— Start of Material shown —
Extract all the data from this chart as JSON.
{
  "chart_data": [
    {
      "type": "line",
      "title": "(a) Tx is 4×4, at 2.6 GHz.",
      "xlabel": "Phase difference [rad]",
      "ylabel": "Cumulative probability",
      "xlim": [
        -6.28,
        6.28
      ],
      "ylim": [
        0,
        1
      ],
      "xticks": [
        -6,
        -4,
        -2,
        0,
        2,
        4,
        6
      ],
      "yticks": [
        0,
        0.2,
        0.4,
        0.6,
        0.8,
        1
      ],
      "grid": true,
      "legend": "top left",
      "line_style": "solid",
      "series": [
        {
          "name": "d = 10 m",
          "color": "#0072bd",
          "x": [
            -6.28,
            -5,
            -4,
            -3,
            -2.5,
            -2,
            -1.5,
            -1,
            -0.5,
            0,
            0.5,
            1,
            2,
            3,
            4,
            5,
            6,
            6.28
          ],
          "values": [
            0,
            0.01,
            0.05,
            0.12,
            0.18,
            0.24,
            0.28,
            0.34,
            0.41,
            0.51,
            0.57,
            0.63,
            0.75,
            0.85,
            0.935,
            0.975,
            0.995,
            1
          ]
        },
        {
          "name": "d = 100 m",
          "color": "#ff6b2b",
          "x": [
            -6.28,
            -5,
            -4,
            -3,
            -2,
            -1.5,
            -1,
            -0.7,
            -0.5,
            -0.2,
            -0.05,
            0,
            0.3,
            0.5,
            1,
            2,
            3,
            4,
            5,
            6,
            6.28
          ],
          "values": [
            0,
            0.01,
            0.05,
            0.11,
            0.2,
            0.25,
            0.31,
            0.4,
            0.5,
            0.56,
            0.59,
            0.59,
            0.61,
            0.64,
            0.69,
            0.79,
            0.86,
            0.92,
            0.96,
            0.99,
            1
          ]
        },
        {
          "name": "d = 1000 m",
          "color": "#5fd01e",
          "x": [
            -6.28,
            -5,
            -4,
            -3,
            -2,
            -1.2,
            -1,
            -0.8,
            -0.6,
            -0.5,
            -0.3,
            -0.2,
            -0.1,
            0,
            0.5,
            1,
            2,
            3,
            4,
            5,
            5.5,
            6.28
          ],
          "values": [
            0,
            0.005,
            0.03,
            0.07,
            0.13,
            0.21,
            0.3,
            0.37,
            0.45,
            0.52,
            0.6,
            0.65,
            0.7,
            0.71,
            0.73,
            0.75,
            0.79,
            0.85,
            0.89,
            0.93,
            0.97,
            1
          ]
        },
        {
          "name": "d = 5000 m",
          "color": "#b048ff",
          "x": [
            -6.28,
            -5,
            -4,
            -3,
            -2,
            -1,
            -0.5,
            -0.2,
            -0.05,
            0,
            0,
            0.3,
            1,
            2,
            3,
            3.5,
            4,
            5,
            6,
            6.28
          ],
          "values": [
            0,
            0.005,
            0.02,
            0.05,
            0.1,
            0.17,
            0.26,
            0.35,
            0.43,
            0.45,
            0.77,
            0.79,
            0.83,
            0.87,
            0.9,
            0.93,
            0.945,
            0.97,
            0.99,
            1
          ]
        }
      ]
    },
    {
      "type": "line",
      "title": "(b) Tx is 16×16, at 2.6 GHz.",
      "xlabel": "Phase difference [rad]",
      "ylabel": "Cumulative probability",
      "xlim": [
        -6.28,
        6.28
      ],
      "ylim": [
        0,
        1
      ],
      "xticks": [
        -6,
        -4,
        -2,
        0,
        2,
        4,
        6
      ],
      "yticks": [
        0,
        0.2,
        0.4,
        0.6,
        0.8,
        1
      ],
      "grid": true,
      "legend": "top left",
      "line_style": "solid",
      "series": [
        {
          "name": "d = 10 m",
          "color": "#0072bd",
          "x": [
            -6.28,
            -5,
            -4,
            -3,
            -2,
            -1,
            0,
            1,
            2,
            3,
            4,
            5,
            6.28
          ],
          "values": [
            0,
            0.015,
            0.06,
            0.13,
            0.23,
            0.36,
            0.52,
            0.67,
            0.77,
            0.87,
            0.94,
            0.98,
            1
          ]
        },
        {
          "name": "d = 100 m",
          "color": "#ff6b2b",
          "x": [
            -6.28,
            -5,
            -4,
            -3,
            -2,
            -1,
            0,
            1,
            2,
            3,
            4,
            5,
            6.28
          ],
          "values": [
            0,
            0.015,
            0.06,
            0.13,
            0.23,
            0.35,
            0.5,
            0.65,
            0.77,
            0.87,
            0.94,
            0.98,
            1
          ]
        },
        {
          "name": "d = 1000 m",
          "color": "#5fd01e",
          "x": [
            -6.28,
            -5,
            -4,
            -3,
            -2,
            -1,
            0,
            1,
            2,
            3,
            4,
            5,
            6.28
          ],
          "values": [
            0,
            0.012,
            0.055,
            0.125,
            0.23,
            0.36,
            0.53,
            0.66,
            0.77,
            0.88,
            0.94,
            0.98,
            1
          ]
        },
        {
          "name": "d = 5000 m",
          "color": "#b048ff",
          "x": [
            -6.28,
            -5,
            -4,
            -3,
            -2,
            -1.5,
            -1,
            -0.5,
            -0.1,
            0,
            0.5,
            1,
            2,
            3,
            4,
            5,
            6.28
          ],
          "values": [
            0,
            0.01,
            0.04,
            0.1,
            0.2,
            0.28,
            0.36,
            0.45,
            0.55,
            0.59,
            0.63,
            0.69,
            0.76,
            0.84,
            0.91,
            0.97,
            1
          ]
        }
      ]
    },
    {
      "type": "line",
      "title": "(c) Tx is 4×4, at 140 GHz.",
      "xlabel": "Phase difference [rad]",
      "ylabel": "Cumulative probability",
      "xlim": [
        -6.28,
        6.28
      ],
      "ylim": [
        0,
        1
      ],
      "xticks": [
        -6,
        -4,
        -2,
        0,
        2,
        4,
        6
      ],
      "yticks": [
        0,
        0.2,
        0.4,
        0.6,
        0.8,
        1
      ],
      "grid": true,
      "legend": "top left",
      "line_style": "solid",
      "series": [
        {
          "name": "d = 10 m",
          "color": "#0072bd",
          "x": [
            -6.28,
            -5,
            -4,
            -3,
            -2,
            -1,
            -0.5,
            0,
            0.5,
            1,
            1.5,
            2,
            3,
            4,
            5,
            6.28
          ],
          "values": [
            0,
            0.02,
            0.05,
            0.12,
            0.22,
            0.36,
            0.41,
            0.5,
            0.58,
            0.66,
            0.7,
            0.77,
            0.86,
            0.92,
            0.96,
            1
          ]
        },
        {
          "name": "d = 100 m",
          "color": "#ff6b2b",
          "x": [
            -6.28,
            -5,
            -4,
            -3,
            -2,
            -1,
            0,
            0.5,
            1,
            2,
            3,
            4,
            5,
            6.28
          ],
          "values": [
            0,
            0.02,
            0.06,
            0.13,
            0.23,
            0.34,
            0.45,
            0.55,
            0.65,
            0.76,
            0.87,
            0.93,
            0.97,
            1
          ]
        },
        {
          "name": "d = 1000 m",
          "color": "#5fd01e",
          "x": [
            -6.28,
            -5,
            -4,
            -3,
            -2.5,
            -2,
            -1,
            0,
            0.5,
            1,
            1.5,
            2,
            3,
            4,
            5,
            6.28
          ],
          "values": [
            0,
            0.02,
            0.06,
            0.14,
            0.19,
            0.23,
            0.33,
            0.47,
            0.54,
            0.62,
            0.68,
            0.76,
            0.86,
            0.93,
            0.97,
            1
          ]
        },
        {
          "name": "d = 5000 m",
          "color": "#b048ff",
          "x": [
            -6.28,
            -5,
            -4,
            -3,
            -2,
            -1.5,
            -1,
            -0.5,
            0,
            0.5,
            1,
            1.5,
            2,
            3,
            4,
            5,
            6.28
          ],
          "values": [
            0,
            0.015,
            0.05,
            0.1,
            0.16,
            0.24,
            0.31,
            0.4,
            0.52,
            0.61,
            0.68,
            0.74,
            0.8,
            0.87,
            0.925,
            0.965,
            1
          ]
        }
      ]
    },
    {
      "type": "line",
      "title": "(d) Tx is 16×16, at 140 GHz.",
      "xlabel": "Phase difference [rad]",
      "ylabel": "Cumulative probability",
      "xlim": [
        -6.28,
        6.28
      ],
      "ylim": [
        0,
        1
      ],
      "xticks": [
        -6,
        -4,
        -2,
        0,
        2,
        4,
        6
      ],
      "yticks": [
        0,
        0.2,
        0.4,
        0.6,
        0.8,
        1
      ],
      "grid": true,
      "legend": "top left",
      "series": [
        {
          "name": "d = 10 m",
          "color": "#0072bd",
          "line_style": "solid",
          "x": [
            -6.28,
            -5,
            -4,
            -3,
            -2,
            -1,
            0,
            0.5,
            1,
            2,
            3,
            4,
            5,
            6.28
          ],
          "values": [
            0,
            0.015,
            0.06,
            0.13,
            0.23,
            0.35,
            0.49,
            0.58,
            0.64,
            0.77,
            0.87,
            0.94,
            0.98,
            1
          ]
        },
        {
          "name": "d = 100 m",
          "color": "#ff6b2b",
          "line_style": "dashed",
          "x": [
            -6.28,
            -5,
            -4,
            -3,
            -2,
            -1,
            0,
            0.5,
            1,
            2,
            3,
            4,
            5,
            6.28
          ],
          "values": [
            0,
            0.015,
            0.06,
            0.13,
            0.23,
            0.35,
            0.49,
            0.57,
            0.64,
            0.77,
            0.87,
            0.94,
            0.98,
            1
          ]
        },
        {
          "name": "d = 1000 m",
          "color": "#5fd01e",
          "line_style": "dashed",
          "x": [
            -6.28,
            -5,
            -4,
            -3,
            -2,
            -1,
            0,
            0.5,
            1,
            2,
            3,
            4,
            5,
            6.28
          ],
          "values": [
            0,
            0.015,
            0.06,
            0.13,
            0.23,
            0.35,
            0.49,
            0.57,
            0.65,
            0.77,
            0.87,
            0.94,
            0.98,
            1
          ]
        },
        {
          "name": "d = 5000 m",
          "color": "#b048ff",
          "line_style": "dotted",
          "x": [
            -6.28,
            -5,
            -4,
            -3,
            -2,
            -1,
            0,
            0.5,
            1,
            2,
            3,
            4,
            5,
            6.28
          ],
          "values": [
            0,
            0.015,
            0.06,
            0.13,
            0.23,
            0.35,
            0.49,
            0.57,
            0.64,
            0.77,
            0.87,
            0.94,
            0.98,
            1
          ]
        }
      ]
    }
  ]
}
— End of Material shown —
> _What this task involves_
Select every line where the word "title" occurs.

> _Answer to this problem_
      "title": "(a) Tx is 4×4, at 2.6 GHz.",
      "title": "(b) Tx is 16×16, at 2.6 GHz.",
      "title": "(c) Tx is 4×4, at 140 GHz.",
      "title": "(d) Tx is 16×16, at 140 GHz.",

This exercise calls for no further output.